---- Entries
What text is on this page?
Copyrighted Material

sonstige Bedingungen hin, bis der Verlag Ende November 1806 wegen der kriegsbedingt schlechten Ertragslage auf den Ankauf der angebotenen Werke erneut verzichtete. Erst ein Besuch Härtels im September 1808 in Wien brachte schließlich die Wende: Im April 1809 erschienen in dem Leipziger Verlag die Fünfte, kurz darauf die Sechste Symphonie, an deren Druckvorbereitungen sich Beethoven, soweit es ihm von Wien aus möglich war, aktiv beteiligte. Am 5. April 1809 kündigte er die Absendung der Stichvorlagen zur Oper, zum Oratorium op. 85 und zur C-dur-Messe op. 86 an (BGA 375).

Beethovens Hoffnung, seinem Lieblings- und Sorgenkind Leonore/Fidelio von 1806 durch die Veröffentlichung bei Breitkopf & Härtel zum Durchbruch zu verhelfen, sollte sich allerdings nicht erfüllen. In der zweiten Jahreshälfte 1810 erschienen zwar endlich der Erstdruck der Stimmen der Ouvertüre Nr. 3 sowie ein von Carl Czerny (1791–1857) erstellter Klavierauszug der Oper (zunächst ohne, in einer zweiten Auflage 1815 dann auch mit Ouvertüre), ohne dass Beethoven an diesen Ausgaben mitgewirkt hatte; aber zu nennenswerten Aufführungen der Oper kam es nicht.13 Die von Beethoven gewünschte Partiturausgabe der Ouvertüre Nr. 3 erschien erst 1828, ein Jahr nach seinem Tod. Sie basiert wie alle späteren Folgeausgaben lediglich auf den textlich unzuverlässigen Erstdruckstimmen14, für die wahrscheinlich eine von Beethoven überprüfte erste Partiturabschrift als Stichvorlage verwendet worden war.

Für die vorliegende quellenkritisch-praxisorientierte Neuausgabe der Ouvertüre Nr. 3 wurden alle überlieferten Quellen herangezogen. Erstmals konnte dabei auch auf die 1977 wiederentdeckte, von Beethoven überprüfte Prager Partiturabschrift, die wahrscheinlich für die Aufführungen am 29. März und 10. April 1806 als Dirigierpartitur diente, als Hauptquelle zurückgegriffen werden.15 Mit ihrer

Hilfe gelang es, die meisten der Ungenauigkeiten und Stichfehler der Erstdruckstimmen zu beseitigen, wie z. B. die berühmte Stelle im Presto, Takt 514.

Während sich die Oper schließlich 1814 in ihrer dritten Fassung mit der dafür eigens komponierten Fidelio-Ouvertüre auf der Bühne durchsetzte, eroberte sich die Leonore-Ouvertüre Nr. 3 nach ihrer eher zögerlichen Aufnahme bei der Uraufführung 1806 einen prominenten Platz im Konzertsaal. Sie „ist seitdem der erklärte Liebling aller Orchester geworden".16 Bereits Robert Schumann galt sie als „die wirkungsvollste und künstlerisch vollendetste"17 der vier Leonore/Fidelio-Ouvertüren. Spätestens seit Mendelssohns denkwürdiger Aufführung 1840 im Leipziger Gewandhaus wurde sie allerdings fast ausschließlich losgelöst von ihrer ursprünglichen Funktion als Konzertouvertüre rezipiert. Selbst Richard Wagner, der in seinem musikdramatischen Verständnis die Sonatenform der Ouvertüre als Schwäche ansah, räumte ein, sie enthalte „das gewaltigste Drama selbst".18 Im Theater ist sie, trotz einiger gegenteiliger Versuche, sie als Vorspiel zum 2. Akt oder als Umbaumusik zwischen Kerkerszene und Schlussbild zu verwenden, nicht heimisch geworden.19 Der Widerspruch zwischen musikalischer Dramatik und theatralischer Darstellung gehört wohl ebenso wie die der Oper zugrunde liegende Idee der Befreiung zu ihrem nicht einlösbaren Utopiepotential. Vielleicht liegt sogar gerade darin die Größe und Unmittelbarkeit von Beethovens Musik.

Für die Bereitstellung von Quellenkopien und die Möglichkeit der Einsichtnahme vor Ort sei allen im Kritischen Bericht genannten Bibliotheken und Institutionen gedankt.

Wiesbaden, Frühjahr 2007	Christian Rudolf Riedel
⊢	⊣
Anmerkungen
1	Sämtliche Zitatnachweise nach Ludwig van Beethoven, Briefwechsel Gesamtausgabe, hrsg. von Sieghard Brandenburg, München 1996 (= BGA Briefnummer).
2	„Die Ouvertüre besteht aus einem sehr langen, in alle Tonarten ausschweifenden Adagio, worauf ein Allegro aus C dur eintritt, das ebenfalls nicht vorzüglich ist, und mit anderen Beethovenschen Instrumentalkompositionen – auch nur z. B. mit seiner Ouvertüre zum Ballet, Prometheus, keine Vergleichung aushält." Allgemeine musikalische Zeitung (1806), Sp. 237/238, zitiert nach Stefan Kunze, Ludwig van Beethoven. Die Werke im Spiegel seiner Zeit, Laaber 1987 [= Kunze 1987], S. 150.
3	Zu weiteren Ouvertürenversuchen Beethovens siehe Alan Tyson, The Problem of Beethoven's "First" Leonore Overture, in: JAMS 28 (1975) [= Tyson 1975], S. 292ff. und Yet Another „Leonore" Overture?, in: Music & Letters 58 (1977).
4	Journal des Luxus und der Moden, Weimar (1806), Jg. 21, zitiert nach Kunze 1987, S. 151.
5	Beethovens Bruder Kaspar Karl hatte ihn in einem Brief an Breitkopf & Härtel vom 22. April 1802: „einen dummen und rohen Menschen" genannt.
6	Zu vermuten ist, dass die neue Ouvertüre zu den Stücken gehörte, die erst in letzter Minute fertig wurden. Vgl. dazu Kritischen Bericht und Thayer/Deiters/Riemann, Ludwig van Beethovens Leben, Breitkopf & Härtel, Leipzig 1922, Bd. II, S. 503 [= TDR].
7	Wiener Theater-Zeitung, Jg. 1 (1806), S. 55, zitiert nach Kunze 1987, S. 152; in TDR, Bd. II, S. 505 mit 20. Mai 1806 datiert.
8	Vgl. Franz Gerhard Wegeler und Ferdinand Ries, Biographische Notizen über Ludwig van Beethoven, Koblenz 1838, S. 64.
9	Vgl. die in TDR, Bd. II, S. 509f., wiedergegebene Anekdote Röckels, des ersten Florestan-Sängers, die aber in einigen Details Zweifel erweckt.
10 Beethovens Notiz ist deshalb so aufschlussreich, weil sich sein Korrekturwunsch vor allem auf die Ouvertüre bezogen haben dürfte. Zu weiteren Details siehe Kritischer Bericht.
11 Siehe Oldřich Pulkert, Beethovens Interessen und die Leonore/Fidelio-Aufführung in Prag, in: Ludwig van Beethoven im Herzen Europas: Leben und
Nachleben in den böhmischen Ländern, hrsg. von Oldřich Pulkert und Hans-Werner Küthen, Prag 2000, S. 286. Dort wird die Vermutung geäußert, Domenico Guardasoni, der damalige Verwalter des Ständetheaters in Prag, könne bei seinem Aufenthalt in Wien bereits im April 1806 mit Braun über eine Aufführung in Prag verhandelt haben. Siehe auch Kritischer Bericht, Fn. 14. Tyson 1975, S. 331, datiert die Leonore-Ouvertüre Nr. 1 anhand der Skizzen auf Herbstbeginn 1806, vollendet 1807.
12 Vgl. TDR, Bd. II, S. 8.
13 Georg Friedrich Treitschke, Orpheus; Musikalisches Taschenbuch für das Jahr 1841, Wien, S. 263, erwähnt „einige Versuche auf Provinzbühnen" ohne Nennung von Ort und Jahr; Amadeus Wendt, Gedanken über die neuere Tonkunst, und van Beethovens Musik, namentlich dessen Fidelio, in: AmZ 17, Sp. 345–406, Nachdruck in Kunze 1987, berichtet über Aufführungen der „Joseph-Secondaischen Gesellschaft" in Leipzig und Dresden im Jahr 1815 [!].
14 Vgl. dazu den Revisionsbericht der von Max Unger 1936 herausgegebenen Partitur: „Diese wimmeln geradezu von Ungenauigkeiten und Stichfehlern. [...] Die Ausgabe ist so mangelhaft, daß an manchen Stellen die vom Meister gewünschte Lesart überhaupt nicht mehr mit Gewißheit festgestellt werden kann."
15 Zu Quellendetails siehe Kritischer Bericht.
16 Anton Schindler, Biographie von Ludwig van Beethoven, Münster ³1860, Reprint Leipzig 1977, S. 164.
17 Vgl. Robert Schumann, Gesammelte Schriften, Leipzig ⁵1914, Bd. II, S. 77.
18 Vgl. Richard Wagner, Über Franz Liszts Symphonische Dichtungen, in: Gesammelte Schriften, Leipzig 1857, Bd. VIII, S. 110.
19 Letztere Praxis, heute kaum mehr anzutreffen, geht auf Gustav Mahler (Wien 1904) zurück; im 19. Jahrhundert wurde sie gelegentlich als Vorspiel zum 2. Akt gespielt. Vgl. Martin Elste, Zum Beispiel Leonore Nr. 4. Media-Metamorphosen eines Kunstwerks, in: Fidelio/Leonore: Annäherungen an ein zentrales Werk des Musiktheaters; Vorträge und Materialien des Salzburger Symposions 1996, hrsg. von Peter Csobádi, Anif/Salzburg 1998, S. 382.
--------
---- Entries
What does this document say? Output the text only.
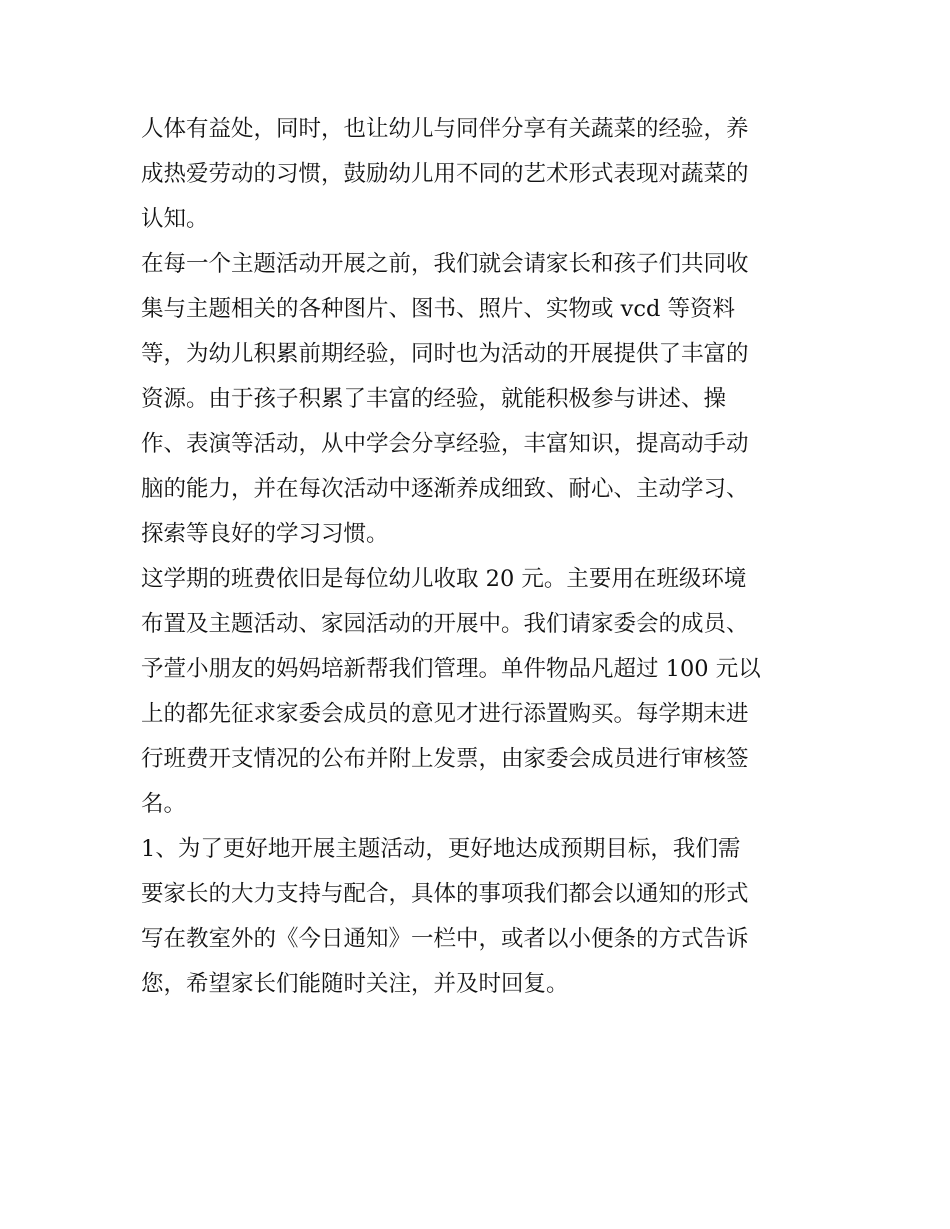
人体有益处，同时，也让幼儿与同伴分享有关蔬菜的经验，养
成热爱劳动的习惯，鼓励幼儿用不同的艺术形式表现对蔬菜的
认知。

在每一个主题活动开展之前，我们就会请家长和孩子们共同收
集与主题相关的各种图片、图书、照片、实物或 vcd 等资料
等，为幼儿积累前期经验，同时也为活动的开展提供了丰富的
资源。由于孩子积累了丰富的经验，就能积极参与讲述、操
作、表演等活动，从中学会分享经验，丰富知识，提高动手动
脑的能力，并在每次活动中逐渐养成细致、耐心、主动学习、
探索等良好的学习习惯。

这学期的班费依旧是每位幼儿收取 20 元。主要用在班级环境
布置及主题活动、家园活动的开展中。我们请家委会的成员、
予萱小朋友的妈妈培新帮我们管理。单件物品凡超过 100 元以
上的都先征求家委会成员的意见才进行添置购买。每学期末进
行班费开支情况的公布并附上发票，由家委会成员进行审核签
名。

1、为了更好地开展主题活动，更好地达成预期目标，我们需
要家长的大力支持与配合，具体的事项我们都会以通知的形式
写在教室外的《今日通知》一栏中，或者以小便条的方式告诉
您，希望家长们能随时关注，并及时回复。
--------
---- Entries
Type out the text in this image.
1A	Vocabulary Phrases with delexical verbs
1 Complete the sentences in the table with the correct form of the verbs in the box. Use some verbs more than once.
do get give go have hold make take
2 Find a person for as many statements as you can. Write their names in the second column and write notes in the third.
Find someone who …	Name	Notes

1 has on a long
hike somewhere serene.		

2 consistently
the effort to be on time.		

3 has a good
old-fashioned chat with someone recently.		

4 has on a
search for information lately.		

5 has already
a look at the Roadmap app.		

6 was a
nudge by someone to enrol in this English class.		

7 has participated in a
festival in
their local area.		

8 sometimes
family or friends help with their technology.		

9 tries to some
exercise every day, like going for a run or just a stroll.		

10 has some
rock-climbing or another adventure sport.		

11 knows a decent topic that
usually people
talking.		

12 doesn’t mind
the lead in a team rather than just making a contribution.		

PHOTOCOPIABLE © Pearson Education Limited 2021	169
--------
Exercise details
In the material above, how many lines hold the word "just"? Say only the number.

Completed task
2